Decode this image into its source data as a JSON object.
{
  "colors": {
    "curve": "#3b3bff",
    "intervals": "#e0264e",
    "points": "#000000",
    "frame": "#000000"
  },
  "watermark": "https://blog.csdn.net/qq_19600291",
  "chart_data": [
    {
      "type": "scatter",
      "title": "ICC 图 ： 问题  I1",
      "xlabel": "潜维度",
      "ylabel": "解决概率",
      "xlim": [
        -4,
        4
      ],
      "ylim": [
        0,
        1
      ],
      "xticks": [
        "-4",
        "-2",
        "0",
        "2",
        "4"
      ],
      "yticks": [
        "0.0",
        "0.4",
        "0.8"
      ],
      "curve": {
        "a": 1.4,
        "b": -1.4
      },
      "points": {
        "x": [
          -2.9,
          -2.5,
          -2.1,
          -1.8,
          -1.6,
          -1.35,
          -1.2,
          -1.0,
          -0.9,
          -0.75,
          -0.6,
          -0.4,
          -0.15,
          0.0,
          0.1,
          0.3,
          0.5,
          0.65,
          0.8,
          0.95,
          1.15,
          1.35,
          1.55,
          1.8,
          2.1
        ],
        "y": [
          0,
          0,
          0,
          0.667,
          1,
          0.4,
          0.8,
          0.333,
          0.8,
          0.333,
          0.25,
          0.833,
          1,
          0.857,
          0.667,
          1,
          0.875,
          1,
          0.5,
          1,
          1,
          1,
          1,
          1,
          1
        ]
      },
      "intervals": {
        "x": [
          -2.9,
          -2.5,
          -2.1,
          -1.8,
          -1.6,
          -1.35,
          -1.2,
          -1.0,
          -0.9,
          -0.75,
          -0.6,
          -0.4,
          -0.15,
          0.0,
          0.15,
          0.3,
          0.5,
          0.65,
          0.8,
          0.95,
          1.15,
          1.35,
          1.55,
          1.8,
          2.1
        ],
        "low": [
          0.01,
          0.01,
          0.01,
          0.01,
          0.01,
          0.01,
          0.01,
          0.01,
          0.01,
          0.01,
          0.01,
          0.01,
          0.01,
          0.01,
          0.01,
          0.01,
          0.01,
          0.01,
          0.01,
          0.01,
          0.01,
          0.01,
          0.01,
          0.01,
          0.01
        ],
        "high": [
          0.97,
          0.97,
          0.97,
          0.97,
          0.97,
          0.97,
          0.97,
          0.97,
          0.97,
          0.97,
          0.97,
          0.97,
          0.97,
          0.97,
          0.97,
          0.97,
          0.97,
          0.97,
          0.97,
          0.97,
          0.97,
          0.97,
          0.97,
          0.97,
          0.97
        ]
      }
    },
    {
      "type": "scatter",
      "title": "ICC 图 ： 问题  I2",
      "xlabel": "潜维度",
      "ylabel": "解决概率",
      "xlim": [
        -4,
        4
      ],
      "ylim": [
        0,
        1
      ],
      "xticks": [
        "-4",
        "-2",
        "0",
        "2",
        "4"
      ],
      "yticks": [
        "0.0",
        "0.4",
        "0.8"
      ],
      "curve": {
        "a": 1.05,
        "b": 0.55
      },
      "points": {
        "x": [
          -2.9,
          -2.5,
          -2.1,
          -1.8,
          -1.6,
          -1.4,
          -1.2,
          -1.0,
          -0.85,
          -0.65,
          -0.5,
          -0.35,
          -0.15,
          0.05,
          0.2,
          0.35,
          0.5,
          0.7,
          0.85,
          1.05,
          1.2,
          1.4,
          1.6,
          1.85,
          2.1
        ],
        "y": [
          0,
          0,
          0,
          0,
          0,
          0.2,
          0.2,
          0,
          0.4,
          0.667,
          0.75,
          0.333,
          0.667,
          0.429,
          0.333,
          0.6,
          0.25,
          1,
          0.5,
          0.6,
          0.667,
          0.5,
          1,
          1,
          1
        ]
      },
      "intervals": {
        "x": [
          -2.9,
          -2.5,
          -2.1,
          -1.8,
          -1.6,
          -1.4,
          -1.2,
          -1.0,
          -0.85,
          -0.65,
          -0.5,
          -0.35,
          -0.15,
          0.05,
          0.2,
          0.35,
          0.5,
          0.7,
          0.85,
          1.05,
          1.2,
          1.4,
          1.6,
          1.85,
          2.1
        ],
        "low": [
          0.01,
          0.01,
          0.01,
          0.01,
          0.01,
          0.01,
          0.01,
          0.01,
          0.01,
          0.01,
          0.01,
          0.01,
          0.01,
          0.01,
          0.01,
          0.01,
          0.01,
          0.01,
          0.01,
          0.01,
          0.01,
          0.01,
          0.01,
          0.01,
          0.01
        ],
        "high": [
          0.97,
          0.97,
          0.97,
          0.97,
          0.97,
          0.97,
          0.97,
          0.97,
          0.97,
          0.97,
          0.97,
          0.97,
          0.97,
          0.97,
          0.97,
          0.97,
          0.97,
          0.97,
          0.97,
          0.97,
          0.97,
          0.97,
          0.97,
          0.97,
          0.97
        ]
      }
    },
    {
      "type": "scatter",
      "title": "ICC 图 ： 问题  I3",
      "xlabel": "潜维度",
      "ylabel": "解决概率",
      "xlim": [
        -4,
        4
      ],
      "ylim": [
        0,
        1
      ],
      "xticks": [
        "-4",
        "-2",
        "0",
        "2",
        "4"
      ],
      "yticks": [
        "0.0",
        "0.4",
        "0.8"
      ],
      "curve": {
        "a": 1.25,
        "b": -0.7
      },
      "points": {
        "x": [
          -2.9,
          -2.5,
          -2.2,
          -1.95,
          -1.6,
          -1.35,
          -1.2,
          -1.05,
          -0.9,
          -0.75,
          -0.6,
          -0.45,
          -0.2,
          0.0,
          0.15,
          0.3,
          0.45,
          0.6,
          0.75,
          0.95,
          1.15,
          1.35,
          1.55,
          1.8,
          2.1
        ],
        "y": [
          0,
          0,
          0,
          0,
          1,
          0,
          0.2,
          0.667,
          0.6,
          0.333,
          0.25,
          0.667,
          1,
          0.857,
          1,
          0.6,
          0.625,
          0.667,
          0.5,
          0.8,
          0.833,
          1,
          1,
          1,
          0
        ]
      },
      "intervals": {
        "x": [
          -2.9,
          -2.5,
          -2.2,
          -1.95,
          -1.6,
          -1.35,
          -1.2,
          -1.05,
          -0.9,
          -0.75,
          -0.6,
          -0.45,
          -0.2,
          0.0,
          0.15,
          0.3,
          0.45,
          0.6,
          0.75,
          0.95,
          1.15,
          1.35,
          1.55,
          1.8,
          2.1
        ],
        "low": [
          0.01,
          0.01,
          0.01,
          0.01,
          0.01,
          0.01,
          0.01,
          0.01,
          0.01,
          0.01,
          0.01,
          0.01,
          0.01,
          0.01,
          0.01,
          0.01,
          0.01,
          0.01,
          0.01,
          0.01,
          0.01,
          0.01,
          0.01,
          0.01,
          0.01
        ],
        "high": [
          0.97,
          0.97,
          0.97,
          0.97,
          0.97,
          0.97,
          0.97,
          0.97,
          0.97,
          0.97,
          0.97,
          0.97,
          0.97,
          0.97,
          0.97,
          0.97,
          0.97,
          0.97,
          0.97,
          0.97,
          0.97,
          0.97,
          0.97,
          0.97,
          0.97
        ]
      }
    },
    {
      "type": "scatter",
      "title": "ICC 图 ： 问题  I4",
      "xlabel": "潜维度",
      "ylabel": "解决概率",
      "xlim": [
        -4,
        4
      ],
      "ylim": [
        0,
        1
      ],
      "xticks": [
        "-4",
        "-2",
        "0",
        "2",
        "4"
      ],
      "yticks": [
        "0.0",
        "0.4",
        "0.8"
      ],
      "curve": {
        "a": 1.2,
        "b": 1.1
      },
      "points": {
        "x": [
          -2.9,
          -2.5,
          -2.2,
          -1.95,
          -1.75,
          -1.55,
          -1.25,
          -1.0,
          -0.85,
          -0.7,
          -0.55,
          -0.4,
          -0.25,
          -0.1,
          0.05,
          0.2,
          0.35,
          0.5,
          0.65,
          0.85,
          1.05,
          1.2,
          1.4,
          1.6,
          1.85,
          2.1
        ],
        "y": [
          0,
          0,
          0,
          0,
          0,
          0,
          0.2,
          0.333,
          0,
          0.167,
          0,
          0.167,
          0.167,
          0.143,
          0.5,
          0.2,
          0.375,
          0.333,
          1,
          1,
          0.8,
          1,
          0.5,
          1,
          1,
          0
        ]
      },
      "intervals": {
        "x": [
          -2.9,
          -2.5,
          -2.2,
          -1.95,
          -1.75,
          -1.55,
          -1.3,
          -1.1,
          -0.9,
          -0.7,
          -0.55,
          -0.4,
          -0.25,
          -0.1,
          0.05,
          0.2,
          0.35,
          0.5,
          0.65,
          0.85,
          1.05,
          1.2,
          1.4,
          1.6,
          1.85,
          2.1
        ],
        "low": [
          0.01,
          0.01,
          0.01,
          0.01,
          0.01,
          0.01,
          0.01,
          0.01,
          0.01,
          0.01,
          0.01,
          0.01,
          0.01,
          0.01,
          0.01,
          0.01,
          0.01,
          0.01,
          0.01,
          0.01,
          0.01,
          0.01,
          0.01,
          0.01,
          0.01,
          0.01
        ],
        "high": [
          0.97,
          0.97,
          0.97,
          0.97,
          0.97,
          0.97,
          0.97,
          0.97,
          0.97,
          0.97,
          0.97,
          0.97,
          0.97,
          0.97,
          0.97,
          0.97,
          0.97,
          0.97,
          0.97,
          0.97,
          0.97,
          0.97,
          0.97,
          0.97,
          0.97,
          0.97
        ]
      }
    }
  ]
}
::::::::::
● WORK REQUIRED: Pull every line containing "title" out of the records.

● CORRECT RESPONSE:
      "title": "ICC 图 ： 问题  I1",
      "title": "ICC 图 ： 问题  I2",
      "title": "ICC 图 ： 问题  I3",
      "title": "ICC 图 ： 问题  I4",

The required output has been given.